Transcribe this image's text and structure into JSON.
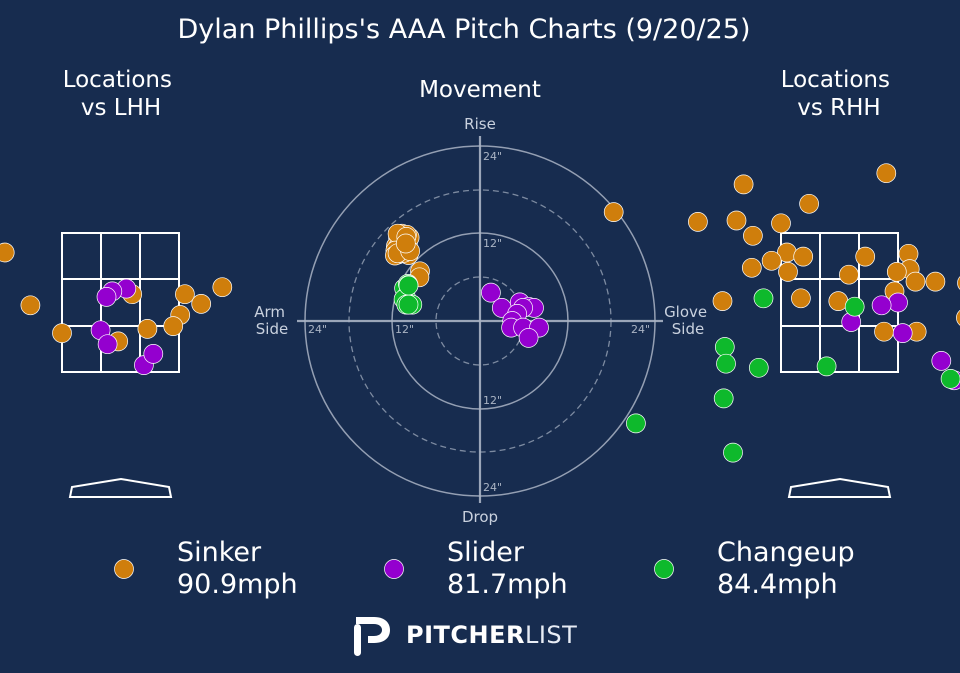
{
  "title": "Dylan Phillips's AAA Pitch Charts (9/20/25)",
  "panels": {
    "lhh_title": [
      "Locations",
      "vs LHH"
    ],
    "movement_title": "Movement",
    "rhh_title": [
      "Locations",
      "vs RHH"
    ]
  },
  "movement_labels": {
    "top": "Rise",
    "bottom": "Drop",
    "left": [
      "Arm",
      "Side"
    ],
    "right": [
      "Glove",
      "Side"
    ]
  },
  "ring_labels": {
    "top_outer": "24\"",
    "top_inner": "12\"",
    "bottom_inner": "12\"",
    "bottom_outer": "24\"",
    "left_outer": "24\"",
    "left_inner": "12\"",
    "right_outer": "24\""
  },
  "colors": {
    "background": "#172c4f",
    "sinker": "#cf7e0c",
    "slider": "#9400cf",
    "changeup": "#0eb92c",
    "grid": "#aab4c4"
  },
  "legend": [
    {
      "key": "sinker",
      "name": "Sinker",
      "velo": "90.9mph"
    },
    {
      "key": "slider",
      "name": "Slider",
      "velo": "81.7mph"
    },
    {
      "key": "changeup",
      "name": "Changeup",
      "velo": "84.4mph"
    }
  ],
  "logo": {
    "bold": "PITCHER",
    "light": "LIST"
  },
  "chart_data": [
    {
      "type": "scatter",
      "name": "locations_lhh",
      "units": "zone widths from zone center (x), zone heights from zone center (y)",
      "series": [
        {
          "key": "sinker",
          "points": [
            [
              -0.99,
              0.36
            ],
            [
              -0.77,
              -0.02
            ],
            [
              -0.5,
              -0.22
            ],
            [
              0.1,
              0.06
            ],
            [
              0.55,
              0.06
            ],
            [
              0.69,
              -0.01
            ],
            [
              0.51,
              -0.09
            ],
            [
              0.45,
              -0.17
            ],
            [
              0.87,
              0.11
            ],
            [
              -0.02,
              -0.28
            ],
            [
              0.23,
              -0.19
            ]
          ]
        },
        {
          "key": "slider",
          "points": [
            [
              0.05,
              0.1
            ],
            [
              -0.17,
              -0.2
            ],
            [
              -0.11,
              -0.3
            ],
            [
              -0.07,
              0.08
            ],
            [
              -0.12,
              0.04
            ],
            [
              0.2,
              -0.45
            ],
            [
              0.28,
              -0.37
            ]
          ]
        },
        {
          "key": "changeup",
          "points": []
        }
      ]
    },
    {
      "type": "scatter",
      "name": "movement",
      "units": "inches (x: arm side negative, glove side positive; y: rise positive)",
      "xlim": [
        -24,
        24
      ],
      "ylim": [
        -24,
        24
      ],
      "series": [
        {
          "key": "sinker",
          "points": [
            [
              -15.0,
              15.2
            ],
            [
              -14.7,
              14.8
            ],
            [
              -14.0,
              14.5
            ],
            [
              -15.4,
              13.7
            ],
            [
              -15.0,
              13.6
            ],
            [
              -14.0,
              13.5
            ],
            [
              -13.2,
              14.3
            ],
            [
              -14.2,
              13.6
            ],
            [
              -12.9,
              15.3
            ],
            [
              -14.0,
              15.1
            ],
            [
              -14.3,
              16.0
            ],
            [
              -13.4,
              15.8
            ],
            [
              -15.1,
              16.0
            ],
            [
              -15.5,
              12.9
            ],
            [
              -15.0,
              12.2
            ],
            [
              -14.8,
              12.5
            ],
            [
              -15.6,
              12.0
            ],
            [
              -13.1,
              12.1
            ],
            [
              -13.9,
              12.5
            ],
            [
              -11.0,
              9.1
            ],
            [
              -11.1,
              8.0
            ],
            [
              -15.1,
              12.4
            ],
            [
              -12.8,
              12.8
            ],
            [
              -13.5,
              15.4
            ],
            [
              -13.6,
              14.2
            ]
          ]
        },
        {
          "key": "slider",
          "points": [
            [
              2.0,
              5.2
            ],
            [
              4.0,
              2.4
            ],
            [
              7.3,
              3.4
            ],
            [
              8.9,
              2.6
            ],
            [
              9.9,
              2.4
            ],
            [
              7.9,
              2.4
            ],
            [
              6.8,
              1.3
            ],
            [
              5.9,
              0.0
            ],
            [
              5.7,
              -1.2
            ],
            [
              7.9,
              -1.2
            ],
            [
              10.8,
              -1.2
            ],
            [
              8.9,
              -3.1
            ]
          ]
        },
        {
          "key": "changeup",
          "points": [
            [
              -13.9,
              6.0
            ],
            [
              -13.2,
              6.8
            ],
            [
              -13.1,
              6.6
            ],
            [
              -13.6,
              4.4
            ],
            [
              -14.0,
              4.0
            ],
            [
              -13.5,
              3.0
            ],
            [
              -12.4,
              3.0
            ],
            [
              -13.1,
              3.0
            ],
            [
              -13.1,
              6.5
            ]
          ]
        }
      ]
    },
    {
      "type": "scatter",
      "name": "locations_rhh",
      "units": "zone widths from zone center (x), zone heights from zone center (y)",
      "series": [
        {
          "key": "sinker",
          "points": [
            [
              -1.93,
              0.65
            ],
            [
              -0.82,
              0.85
            ],
            [
              -1.21,
              0.58
            ],
            [
              -0.26,
              0.71
            ],
            [
              -0.5,
              0.57
            ],
            [
              -0.88,
              0.59
            ],
            [
              -0.74,
              0.48
            ],
            [
              -0.45,
              0.36
            ],
            [
              -0.58,
              0.3
            ],
            [
              -0.31,
              0.33
            ],
            [
              0.22,
              0.33
            ],
            [
              -0.75,
              0.25
            ],
            [
              -0.44,
              0.22
            ],
            [
              0.08,
              0.2
            ],
            [
              0.59,
              0.35
            ],
            [
              0.6,
              0.24
            ],
            [
              0.65,
              0.15
            ],
            [
              0.82,
              0.15
            ],
            [
              1.09,
              0.14
            ],
            [
              0.49,
              0.22
            ],
            [
              0.47,
              0.08
            ],
            [
              -0.01,
              0.01
            ],
            [
              -0.33,
              0.03
            ],
            [
              -1.0,
              0.01
            ],
            [
              0.38,
              -0.21
            ],
            [
              0.66,
              -0.21
            ],
            [
              1.08,
              -0.11
            ],
            [
              1.12,
              -0.31
            ],
            [
              0.4,
              0.93
            ]
          ]
        },
        {
          "key": "slider",
          "points": [
            [
              0.5,
              0.0
            ],
            [
              0.54,
              -0.22
            ],
            [
              0.1,
              -0.14
            ],
            [
              0.87,
              -0.42
            ],
            [
              0.98,
              -0.56
            ],
            [
              0.36,
              -0.02
            ]
          ]
        },
        {
          "key": "changeup",
          "points": [
            [
              -0.65,
              0.03
            ],
            [
              0.13,
              -0.03
            ],
            [
              -0.98,
              -0.32
            ],
            [
              -0.97,
              -0.44
            ],
            [
              -0.69,
              -0.47
            ],
            [
              -0.11,
              -0.46
            ],
            [
              0.95,
              -0.55
            ],
            [
              -0.99,
              -0.69
            ],
            [
              -1.74,
              -0.87
            ],
            [
              -0.91,
              -1.08
            ]
          ]
        }
      ]
    }
  ]
}
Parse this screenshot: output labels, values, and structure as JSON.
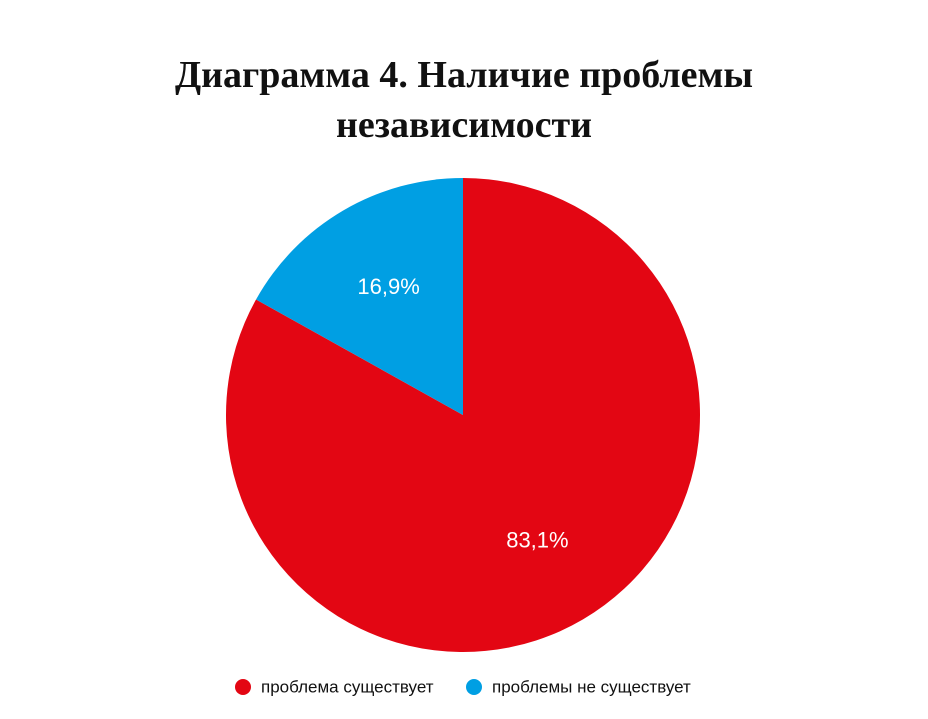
{
  "chart_data": {
    "type": "pie",
    "title": "Диаграмма 4. Наличие проблемы независимости",
    "categories": [
      "проблема существует",
      "проблемы не существует"
    ],
    "values": [
      83.1,
      16.9
    ],
    "value_labels": [
      "83,1%",
      "16,9%"
    ],
    "colors": [
      "#e30613",
      "#009fe3"
    ]
  }
}
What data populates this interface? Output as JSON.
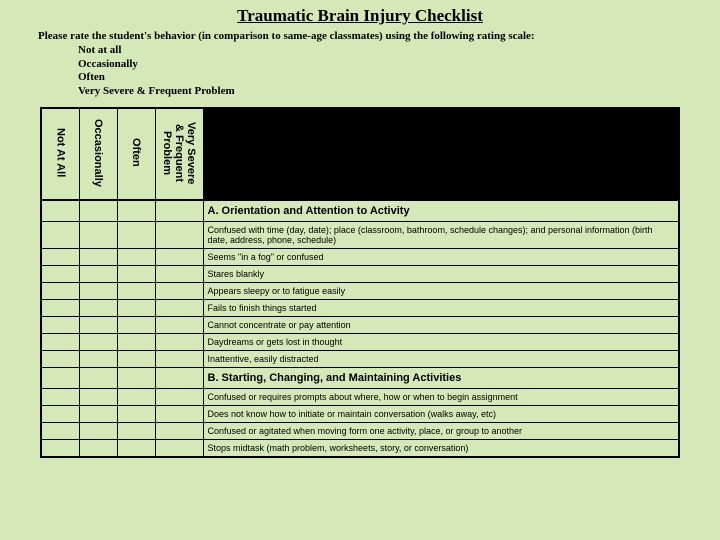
{
  "title": "Traumatic Brain Injury Checklist",
  "instructions": "Please rate the student's behavior (in comparison to same-age classmates) using the following rating scale:",
  "scale": {
    "s1": "Not at all",
    "s2": "Occasionally",
    "s3": "Often",
    "s4": "Very Severe & Frequent Problem"
  },
  "headers": {
    "h1": "Not At All",
    "h2": "Occasionally",
    "h3": "Often",
    "h4a": "Very Severe",
    "h4b": "& Frequent",
    "h4c": "Problem"
  },
  "sections": {
    "a_title": "A. Orientation and Attention to Activity",
    "a_items": {
      "i1": "Confused with time (day, date); place (classroom, bathroom, schedule changes); and personal information (birth date, address, phone, schedule)",
      "i2": "Seems \"in a fog\" or confused",
      "i3": "Stares blankly",
      "i4": "Appears sleepy or to fatigue easily",
      "i5": "Fails to finish things started",
      "i6": "Cannot concentrate or pay attention",
      "i7": "Daydreams or gets lost in thought",
      "i8": "Inattentive, easily distracted"
    },
    "b_title": "B. Starting, Changing, and Maintaining Activities",
    "b_items": {
      "i1": "Confused or requires prompts about where, how or when to begin assignment",
      "i2": "Does not know how to initiate or maintain conversation (walks away, etc)",
      "i3": "Confused or agitated when moving form one activity, place, or group to another",
      "i4": "Stops midtask (math problem, worksheets, story, or conversation)"
    }
  },
  "colors": {
    "background": "#d5e8b8",
    "border": "#000000",
    "header_block": "#000000"
  }
}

****************************************

Job: Copy out each line of the entries that holds "values".

Result of this task:
Parse this screenshot: output labels, values, and structure as JSON.
    "values": [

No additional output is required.